AIM OF THE EXERCISE — Output the entries below exactly as written, omitting pictures.

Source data
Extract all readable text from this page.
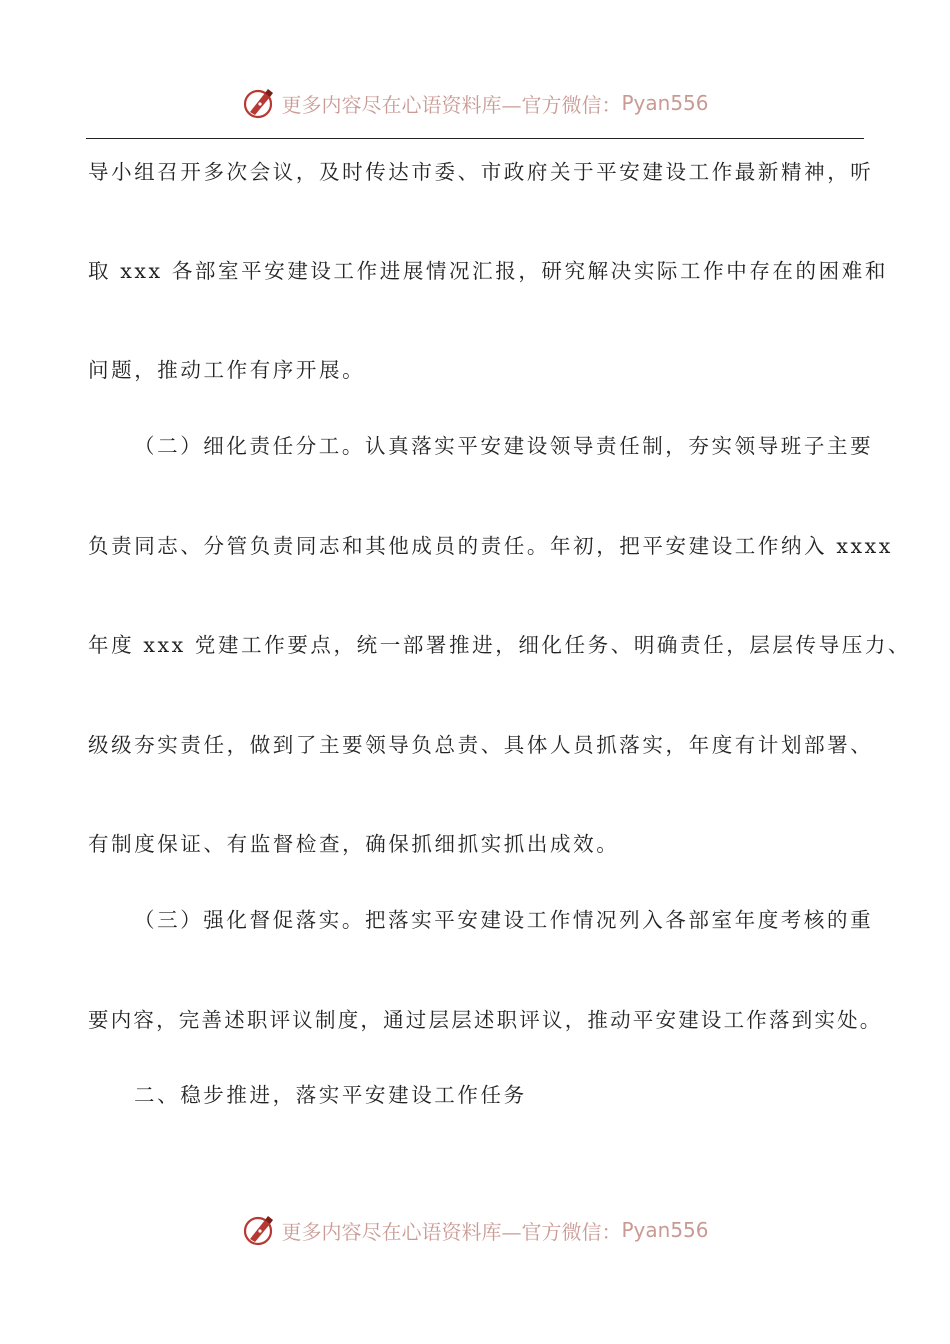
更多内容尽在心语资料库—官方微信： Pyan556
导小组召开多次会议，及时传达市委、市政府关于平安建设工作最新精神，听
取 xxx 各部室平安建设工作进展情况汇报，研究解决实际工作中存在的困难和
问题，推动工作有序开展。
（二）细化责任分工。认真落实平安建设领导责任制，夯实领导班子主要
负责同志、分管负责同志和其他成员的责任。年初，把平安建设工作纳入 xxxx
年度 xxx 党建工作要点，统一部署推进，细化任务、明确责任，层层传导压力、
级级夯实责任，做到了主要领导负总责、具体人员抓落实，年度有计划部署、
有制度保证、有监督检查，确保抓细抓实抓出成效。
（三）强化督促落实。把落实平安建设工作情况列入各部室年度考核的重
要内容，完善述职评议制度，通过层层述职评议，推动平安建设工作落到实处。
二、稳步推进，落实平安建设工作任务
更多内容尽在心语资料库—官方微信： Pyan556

WRITTEN RESPONSE —
Extract all readable text from this page.
更多内容尽在心语资料库—官方微信： Pyan556
导小组召开多次会议，及时传达市委、市政府关于平安建设工作最新精神，听
取 xxx 各部室平安建设工作进展情况汇报，研究解决实际工作中存在的困难和
问题，推动工作有序开展。
（二）细化责任分工。认真落实平安建设领导责任制，夯实领导班子主要
负责同志、分管负责同志和其他成员的责任。年初，把平安建设工作纳入 xxxx
年度 xxx 党建工作要点，统一部署推进，细化任务、明确责任，层层传导压力、
级级夯实责任，做到了主要领导负总责、具体人员抓落实，年度有计划部署、
有制度保证、有监督检查，确保抓细抓实抓出成效。
（三）强化督促落实。把落实平安建设工作情况列入各部室年度考核的重
要内容，完善述职评议制度，通过层层述职评议，推动平安建设工作落到实处。
二、稳步推进，落实平安建设工作任务
更多内容尽在心语资料库—官方微信： Pyan556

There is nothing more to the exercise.